Problem statement
Give the number of lines that include the string "name", nothing more.
-------- Exercise inputs
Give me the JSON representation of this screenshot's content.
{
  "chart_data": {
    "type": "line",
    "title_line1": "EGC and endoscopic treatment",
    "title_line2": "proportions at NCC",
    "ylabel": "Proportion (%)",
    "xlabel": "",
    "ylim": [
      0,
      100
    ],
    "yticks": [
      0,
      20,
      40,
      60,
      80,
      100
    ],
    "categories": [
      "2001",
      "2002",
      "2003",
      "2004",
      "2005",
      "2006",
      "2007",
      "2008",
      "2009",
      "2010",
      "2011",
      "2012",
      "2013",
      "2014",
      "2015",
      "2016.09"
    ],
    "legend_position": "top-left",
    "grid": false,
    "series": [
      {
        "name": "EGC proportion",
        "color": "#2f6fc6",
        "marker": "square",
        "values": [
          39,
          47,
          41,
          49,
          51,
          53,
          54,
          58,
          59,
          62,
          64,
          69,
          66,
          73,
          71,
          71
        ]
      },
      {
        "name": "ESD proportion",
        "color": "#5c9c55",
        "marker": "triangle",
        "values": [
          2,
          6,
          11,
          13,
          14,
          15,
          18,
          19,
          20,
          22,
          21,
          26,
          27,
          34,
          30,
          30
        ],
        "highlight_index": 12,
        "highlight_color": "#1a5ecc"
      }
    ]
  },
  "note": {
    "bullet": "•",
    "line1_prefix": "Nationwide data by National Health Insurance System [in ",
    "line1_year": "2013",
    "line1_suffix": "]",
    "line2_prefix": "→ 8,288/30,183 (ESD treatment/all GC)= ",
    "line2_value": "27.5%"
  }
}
----------------
Written solution
2